◆ **Dataset content**:
____________________

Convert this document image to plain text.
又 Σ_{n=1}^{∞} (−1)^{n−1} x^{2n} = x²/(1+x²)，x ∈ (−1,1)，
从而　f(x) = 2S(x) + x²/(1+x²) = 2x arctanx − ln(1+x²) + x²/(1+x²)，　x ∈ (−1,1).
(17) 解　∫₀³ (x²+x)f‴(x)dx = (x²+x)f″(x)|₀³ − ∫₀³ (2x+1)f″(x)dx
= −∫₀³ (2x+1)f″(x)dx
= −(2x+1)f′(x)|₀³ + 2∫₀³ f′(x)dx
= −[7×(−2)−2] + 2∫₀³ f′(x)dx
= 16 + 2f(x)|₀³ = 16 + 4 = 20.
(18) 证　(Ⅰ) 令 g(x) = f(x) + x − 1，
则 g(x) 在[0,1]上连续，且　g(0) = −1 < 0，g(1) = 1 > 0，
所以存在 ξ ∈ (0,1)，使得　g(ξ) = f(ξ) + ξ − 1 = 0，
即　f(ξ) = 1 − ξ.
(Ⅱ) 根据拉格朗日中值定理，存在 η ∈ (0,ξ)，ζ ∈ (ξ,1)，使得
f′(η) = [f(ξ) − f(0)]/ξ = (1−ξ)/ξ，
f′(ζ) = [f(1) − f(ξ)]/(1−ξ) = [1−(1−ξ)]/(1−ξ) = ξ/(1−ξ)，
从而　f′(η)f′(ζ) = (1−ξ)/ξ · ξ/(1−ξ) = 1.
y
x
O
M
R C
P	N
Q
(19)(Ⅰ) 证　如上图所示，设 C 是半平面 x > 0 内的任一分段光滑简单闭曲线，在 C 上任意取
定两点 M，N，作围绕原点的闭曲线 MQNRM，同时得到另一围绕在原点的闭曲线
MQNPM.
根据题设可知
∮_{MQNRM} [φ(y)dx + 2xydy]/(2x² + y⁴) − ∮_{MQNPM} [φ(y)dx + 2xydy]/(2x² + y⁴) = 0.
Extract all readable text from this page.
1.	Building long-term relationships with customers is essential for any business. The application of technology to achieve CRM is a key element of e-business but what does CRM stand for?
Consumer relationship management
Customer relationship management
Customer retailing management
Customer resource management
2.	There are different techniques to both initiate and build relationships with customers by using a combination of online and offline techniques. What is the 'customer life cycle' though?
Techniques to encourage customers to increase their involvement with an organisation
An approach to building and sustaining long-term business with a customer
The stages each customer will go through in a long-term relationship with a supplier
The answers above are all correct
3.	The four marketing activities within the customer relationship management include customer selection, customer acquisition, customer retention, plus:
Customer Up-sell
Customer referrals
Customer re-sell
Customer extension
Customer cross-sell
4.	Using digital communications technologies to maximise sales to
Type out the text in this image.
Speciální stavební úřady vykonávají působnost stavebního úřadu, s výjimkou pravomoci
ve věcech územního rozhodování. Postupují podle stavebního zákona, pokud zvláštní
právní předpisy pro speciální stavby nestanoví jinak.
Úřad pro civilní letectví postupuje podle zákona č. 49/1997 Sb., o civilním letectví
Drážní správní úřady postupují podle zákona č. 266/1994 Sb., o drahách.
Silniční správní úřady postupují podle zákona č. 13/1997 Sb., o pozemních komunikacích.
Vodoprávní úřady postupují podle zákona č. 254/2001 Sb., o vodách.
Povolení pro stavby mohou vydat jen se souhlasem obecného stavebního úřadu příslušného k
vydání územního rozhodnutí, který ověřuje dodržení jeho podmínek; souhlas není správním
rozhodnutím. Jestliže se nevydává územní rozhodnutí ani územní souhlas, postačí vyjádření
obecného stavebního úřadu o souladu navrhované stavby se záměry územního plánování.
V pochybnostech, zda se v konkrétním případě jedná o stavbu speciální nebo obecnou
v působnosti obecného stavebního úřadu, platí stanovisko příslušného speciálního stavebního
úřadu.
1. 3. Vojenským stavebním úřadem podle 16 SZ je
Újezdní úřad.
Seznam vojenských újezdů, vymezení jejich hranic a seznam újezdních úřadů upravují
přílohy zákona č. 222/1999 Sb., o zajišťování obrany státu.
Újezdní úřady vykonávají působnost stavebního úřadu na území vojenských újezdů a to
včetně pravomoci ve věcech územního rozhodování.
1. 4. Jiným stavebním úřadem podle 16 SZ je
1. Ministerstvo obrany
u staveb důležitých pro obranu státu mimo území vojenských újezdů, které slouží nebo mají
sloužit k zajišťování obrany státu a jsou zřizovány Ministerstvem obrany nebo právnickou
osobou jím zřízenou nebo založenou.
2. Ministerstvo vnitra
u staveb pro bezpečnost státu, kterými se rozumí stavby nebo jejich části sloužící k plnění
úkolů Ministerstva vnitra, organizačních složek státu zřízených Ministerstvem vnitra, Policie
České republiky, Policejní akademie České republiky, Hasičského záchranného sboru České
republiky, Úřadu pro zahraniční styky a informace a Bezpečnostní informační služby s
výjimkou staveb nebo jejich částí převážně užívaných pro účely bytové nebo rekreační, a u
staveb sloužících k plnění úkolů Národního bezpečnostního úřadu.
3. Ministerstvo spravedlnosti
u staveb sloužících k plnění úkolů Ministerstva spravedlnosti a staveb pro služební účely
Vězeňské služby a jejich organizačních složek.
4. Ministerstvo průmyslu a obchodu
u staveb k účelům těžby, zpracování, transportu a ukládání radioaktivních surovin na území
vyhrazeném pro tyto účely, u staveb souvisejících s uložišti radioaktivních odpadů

____________________

◆ **Aim**:
Wherever the word "obecného" occurs in a line of the listing, copy that line.

◆ **Task response**:
Povolení pro stavby mohou vydat jen se souhlasem obecného stavebního úřadu příslušného k
obecného stavebního úřadu o souladu navrhované stavby se záměry územního plánování.
v působnosti obecného stavebního úřadu, platí stanovisko příslušného speciálního stavebního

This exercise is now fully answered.